***** Data section
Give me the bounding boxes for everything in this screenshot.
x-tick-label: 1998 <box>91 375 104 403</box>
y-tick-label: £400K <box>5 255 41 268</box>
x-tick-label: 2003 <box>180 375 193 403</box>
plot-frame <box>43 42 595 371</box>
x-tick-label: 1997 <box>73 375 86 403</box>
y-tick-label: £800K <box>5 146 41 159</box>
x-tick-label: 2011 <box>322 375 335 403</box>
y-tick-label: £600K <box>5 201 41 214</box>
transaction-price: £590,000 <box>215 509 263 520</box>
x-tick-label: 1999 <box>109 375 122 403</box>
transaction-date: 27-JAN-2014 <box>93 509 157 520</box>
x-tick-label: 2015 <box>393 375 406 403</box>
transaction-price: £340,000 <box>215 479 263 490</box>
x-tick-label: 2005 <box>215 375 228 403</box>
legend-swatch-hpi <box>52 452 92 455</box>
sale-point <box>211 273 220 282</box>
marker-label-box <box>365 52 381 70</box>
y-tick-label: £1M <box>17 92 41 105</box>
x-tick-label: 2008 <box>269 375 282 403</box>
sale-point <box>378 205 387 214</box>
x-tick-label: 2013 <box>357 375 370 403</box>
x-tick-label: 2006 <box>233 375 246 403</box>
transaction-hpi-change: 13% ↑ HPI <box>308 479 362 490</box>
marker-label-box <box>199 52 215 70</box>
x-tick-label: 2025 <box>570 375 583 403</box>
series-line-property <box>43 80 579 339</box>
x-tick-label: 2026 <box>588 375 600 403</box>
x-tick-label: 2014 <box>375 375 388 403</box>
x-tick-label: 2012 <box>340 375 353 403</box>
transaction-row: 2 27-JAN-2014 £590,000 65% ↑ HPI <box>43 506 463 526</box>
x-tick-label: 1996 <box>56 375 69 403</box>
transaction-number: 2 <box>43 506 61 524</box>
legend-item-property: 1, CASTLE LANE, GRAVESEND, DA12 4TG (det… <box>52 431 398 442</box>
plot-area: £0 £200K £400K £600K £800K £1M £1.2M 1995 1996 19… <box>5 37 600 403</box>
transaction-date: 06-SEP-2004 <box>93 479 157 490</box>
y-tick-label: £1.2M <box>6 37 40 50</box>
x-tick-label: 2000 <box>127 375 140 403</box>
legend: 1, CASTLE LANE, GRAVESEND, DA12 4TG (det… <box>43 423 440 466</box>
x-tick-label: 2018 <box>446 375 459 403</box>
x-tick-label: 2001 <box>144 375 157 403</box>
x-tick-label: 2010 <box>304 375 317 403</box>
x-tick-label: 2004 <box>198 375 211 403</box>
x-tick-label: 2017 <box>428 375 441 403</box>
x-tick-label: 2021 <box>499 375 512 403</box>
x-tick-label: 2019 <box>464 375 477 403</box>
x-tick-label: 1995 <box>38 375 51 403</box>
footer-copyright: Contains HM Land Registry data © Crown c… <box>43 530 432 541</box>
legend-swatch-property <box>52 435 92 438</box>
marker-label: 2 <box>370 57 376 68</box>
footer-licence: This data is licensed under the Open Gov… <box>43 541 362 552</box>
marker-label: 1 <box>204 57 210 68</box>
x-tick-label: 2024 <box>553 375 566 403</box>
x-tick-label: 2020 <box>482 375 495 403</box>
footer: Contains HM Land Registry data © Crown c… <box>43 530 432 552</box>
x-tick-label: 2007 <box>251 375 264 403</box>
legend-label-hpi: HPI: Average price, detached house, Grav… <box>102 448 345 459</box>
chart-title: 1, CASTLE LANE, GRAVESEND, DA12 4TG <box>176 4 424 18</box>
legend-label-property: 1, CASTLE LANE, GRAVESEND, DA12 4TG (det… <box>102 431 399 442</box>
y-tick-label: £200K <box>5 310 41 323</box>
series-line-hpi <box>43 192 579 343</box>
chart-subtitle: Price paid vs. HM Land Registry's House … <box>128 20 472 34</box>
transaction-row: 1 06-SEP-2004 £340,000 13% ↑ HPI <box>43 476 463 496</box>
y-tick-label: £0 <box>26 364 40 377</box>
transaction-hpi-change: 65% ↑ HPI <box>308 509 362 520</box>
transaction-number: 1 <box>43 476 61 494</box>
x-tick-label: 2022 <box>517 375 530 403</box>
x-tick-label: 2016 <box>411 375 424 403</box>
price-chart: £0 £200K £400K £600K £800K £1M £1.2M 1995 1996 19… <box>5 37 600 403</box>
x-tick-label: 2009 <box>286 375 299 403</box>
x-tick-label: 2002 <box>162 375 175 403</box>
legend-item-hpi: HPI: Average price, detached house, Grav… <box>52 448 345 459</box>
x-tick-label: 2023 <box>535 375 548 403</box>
**********
Report every row above that contains the word "Crown", copying each such row in full.

▸ Answer
footer-copyright: Contains HM Land Registry data © Crown c… <box>43 530 432 541</box>
footer: Contains HM Land Registry data © Crown c… <box>43 530 432 552</box>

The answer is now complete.